DIRECTIONS: Each line in the entries below that holds the string "color" is to be listed.

DATA LISTING:
────────────────────────────────────────

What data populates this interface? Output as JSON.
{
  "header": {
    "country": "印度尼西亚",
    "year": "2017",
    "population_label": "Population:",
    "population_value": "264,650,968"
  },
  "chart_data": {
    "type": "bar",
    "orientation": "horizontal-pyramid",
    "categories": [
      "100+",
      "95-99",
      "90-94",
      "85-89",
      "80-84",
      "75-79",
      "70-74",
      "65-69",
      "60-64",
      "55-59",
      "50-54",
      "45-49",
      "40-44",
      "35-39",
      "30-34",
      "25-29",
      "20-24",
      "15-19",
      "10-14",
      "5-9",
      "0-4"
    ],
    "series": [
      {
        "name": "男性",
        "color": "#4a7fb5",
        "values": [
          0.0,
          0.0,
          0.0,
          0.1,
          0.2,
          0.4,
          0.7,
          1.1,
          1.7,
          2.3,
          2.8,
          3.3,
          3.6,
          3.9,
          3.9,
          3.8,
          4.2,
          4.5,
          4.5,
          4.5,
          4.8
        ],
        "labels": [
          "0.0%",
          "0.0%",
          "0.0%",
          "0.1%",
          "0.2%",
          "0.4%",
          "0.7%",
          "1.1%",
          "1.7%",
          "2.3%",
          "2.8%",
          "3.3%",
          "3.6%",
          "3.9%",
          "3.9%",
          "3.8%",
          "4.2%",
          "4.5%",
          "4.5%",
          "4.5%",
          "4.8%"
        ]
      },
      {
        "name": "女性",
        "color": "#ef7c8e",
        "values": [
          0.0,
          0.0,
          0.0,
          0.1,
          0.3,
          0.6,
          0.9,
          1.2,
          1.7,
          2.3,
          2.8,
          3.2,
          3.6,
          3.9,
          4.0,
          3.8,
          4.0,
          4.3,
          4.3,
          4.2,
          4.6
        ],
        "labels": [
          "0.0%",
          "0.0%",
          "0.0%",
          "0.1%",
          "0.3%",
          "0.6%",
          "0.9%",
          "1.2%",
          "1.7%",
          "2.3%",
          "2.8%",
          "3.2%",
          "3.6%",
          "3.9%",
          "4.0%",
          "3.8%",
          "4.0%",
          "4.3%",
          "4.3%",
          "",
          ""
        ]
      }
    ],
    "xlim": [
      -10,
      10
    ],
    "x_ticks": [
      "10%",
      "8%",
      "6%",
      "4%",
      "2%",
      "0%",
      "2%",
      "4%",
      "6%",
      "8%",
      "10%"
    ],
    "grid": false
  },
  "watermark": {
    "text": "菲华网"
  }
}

────────────────────────────────────────

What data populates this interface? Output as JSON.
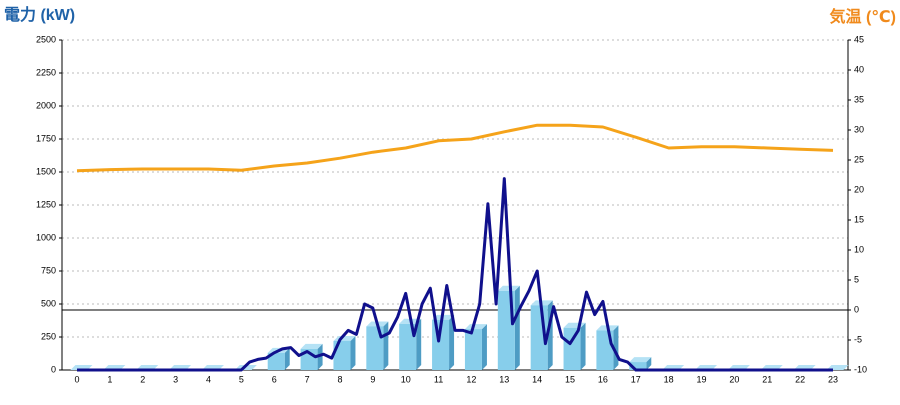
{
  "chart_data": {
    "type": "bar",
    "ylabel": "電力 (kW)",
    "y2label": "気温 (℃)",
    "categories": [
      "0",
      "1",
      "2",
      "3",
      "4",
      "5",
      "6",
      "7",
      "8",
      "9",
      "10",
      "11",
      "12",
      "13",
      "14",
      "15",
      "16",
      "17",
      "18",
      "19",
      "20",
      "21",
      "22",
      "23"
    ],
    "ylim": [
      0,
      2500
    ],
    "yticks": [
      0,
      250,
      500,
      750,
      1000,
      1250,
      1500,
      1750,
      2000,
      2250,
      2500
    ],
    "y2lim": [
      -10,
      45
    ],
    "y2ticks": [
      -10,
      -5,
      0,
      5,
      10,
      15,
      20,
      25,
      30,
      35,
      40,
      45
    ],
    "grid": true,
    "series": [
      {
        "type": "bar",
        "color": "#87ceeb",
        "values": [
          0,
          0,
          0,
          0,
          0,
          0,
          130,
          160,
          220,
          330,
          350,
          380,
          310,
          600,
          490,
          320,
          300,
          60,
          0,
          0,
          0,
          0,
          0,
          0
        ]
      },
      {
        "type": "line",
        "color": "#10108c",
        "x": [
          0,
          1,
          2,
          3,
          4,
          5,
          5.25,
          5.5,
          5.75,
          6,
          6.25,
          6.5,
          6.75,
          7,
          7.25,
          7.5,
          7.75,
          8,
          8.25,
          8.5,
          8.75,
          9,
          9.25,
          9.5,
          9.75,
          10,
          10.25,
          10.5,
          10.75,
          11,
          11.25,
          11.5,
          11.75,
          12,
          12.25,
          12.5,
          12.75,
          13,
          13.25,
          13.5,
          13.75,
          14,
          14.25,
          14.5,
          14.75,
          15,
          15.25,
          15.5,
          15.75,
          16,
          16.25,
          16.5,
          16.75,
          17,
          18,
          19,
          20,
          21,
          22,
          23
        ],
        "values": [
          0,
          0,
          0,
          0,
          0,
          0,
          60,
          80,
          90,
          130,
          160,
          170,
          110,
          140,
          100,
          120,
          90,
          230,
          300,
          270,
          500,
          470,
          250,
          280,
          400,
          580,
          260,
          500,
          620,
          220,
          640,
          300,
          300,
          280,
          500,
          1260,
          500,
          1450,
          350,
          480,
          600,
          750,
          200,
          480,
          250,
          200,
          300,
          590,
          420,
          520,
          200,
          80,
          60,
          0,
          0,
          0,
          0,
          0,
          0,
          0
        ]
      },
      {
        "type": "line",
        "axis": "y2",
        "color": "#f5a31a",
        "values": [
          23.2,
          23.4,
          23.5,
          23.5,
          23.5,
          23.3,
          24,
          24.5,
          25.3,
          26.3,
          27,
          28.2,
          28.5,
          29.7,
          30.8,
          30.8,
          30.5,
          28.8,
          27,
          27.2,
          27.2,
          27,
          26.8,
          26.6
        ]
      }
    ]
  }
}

────────────────────────────────────────

FINAL RESULT:
        "color": "#4a7fb5",
        "color": "#ef7c8e",
        "color": "#87ceeb",
        "color": "#10108c",
        "color": "#f5a31a",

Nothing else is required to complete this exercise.